*Quoted passage*:
------------------------------
Q&A with City Lit scholarship recipient Celestine Fraser

Published: 3 June 2020
Celestine Fraser

City Lit launched the Malorie Blackman ‘Unheard Voices’ Scholarships in 2019. The programme provides three annual awards worth up to £1000 each to fund study within the City Lit Creative Writing department. The awards seek to support and encourage the creative and professional development of ‘unheard voices’, and can be used to fund courses within the City Lit Creative Writing department.

Last week we announced the three winners of the scholarship programme and we’ll be following their writing adventures this year. 

City Lit launched the Malorie Blackman ‘Unheard Voices’ Scholarships in 2019. The programme provides three annual awards worth up to £1000 each to fund study within the City Lit Creative Writing department.

The awards seek to support and encourage the creative and professional development of ‘unheard voices’, and can be used to fund courses within the City Lit Creative Writing department. Last week we announced the three winners of the scholarship programme and we’ll be following their writing adventures this year. 

Celestine Fraser is one of the three recipients of the Malorie Blackman Scholarship for ‘Unheard Voices’. We recently caught up with Celestine to find out more about her City Lit experiences, winning the scholarship, and her future ambitions…

Q: In a nutshell, can you tell us a little bit more about yourself?
------------------------------
*Data lines*:

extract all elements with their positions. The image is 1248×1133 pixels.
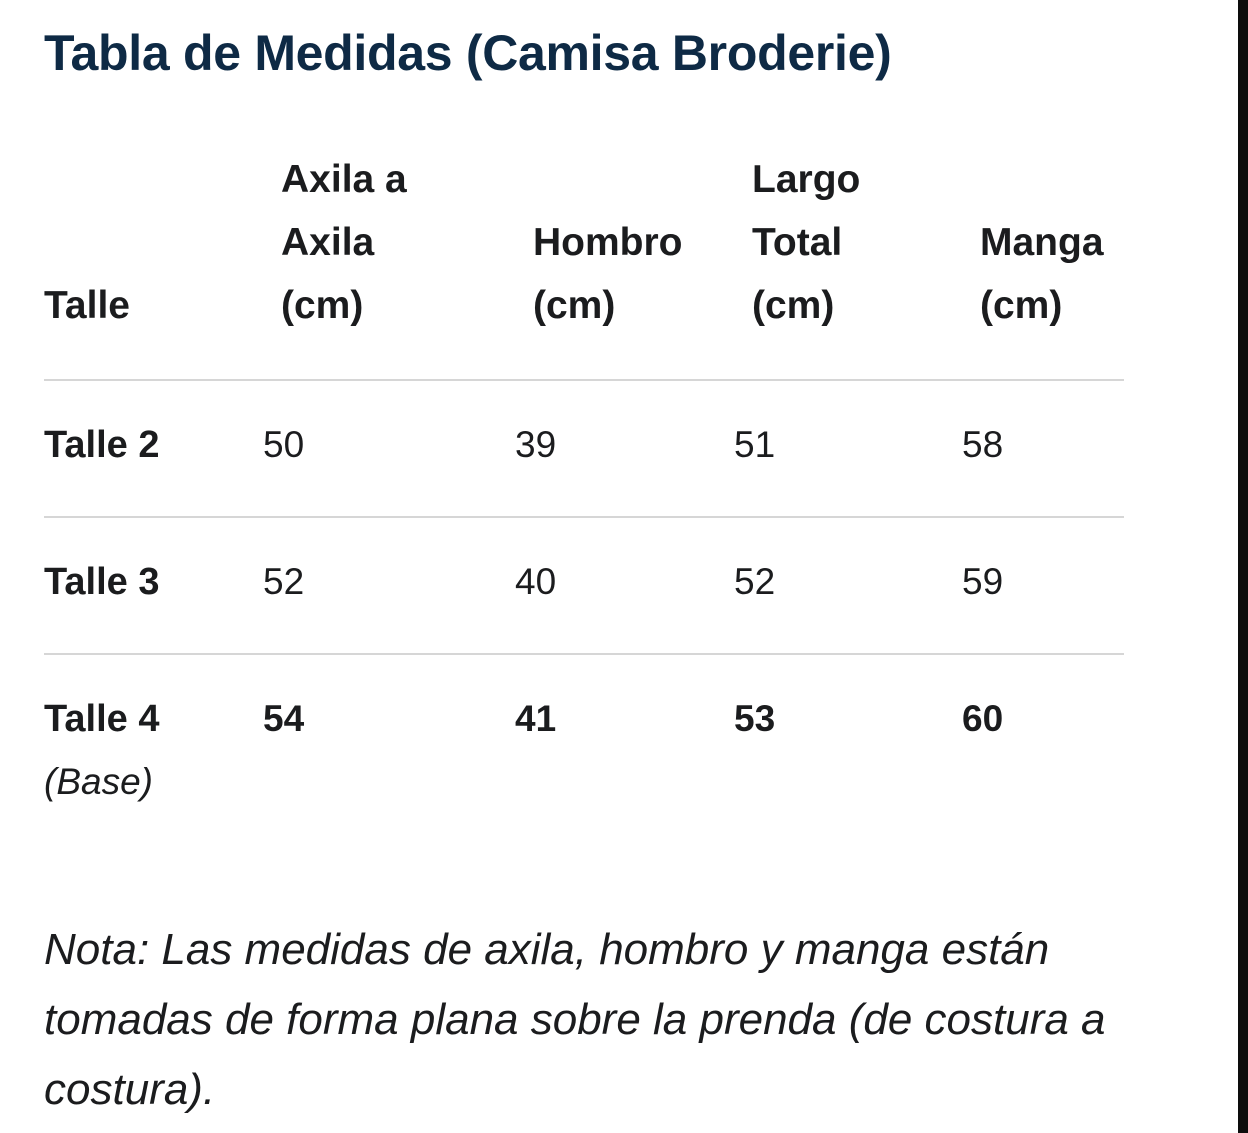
table-header-row: Talle Axila a Axila (cm) Hombro (cm) Lar… bbox=[44, 148, 1124, 381]
header-shoulder-line-1: Hombro bbox=[533, 221, 683, 264]
cell-armpit: 52 bbox=[263, 517, 515, 655]
cell-sleeve: 58 bbox=[962, 380, 1124, 518]
header-armpit: Axila a Axila (cm) bbox=[263, 148, 515, 381]
size-table: Talle Axila a Axila (cm) Hombro (cm) Lar… bbox=[44, 148, 1124, 814]
cell-sleeve: 59 bbox=[962, 517, 1124, 655]
cell-length: 51 bbox=[734, 380, 962, 518]
row-size-cell: Talle 4 (Base) bbox=[44, 654, 263, 814]
header-sleeve-line-2: (cm) bbox=[980, 284, 1063, 327]
cell-length: 53 bbox=[734, 698, 776, 739]
cell-armpit: 54 bbox=[263, 698, 305, 739]
cell-shoulder: 41 bbox=[515, 698, 557, 739]
header-shoulder: Hombro (cm) bbox=[515, 148, 734, 381]
row-size-label: Talle 2 bbox=[44, 380, 263, 518]
header-length-line-2: Total bbox=[752, 221, 843, 264]
measurement-note: Nota: Las medidas de axila, hombro y man… bbox=[44, 925, 1106, 1114]
screen-edge-bar bbox=[1238, 0, 1248, 1133]
header-sleeve-line-1: Manga bbox=[980, 221, 1104, 264]
table-row: Talle 3 52 40 52 59 bbox=[44, 517, 1124, 655]
page-title: Tabla de Medidas (Camisa Broderie) bbox=[44, 25, 892, 81]
cell-shoulder: 40 bbox=[515, 517, 734, 655]
row-size-label: Talle 3 bbox=[44, 517, 263, 655]
cell-armpit: 50 bbox=[263, 380, 515, 518]
row-size-label: Talle 4 bbox=[44, 698, 160, 740]
table-row: Talle 2 50 39 51 58 bbox=[44, 380, 1124, 518]
row-size-sublabel: (Base) bbox=[44, 761, 153, 802]
cell-shoulder: 39 bbox=[515, 380, 734, 518]
header-armpit-line-2: Axila bbox=[281, 221, 375, 264]
header-size-line: Talle bbox=[44, 284, 130, 327]
table-row: Talle 4 (Base) 54 41 53 60 bbox=[44, 654, 1124, 814]
header-length: Largo Total (cm) bbox=[734, 148, 962, 381]
header-length-line-1: Largo bbox=[752, 158, 861, 201]
header-armpit-line-3: (cm) bbox=[281, 284, 364, 327]
header-size: Talle bbox=[44, 148, 263, 381]
header-armpit-line-1: Axila a bbox=[281, 158, 407, 201]
header-sleeve: Manga (cm) bbox=[962, 148, 1124, 381]
cell-length: 52 bbox=[734, 517, 962, 655]
header-length-line-3: (cm) bbox=[752, 284, 835, 327]
cell-sleeve: 60 bbox=[962, 698, 1004, 739]
header-shoulder-line-2: (cm) bbox=[533, 284, 616, 327]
------------------------------
*What you need to do*:
**A)** What is the part of the scholarship article that opens with the words containing "Celestine Fraser is" and closes with "more about yourself?"? Output it exactly.
**B)** In the records, update the part that opens with the line containing "table-header-row: Talle Axila" and closes with the line containing "row-size-cell: Talle 4" by replacing "cell-sleeve" with "cell-sleeve-length" and leaving everything else unchanged. Give only those lines.
The scholarship article and the records have no connection to each other.

*Solutions by task*:
**A)**
Celestine Fraser is one of the three recipients of the Malorie Blackman Scholarship for ‘Unheard Voices’. We recently caught up with Celestine to find out more about her City Lit experiences, winning the scholarship, and her future ambitions…

Q: In a nutshell, can you tell us a little bit more about yourself?

**B)**
table-header-row: Talle Axila a Axila (cm) Hombro (cm) Lar… bbox=[44, 148, 1124, 381]
header-shoulder-line-1: Hombro bbox=[533, 221, 683, 264]
cell-armpit: 52 bbox=[263, 517, 515, 655]
cell-sleeve-length: 58 bbox=[962, 380, 1124, 518]
header-armpit: Axila a Axila (cm) bbox=[263, 148, 515, 381]
size-table: Talle Axila a Axila (cm) Hombro (cm) Lar… bbox=[44, 148, 1124, 814]
cell-sleeve-length: 59 bbox=[962, 517, 1124, 655]
cell-length: 51 bbox=[734, 380, 962, 518]
row-size-cell: Talle 4 (Base) bbox=[44, 654, 263, 814]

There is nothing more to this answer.